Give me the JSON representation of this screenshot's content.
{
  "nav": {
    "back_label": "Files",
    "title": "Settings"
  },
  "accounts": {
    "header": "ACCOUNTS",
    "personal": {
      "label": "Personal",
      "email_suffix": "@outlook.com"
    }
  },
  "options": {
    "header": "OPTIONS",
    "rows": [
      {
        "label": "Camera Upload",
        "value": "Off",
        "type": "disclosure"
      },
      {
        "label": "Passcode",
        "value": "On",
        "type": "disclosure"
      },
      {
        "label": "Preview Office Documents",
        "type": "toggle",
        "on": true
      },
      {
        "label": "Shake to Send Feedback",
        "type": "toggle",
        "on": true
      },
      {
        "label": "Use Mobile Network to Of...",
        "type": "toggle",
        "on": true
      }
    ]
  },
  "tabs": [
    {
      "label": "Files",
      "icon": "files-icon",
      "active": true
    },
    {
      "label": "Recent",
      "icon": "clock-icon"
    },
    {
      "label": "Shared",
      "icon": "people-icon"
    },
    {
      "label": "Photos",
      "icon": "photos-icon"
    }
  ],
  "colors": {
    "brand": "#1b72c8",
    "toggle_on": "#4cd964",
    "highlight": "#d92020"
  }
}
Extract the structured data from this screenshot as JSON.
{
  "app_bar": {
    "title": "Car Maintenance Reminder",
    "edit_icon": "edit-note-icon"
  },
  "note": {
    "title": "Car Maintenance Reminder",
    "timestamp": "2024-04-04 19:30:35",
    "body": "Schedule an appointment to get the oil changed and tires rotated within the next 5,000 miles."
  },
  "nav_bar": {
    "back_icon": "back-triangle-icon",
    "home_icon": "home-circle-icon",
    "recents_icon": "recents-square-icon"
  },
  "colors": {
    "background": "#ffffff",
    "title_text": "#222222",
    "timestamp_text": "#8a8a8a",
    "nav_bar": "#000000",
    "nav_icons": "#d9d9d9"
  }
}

------------------------------------------------

Stated goal: Extract the lines above from the one containing "Extract the structured" to the last line, both included, exactly as written.

Exercise solution:
Extract the structured data from this screenshot as JSON.
{
  "app_bar": {
    "title": "Car Maintenance Reminder",
    "edit_icon": "edit-note-icon"
  },
  "note": {
    "title": "Car Maintenance Reminder",
    "timestamp": "2024-04-04 19:30:35",
    "body": "Schedule an appointment to get the oil changed and tires rotated within the next 5,000 miles."
  },
  "nav_bar": {
    "back_icon": "back-triangle-icon",
    "home_icon": "home-circle-icon",
    "recents_icon": "recents-square-icon"
  },
  "colors": {
    "background": "#ffffff",
    "title_text": "#222222",
    "timestamp_text": "#8a8a8a",
    "nav_bar": "#000000",
    "nav_icons": "#d9d9d9"
  }
}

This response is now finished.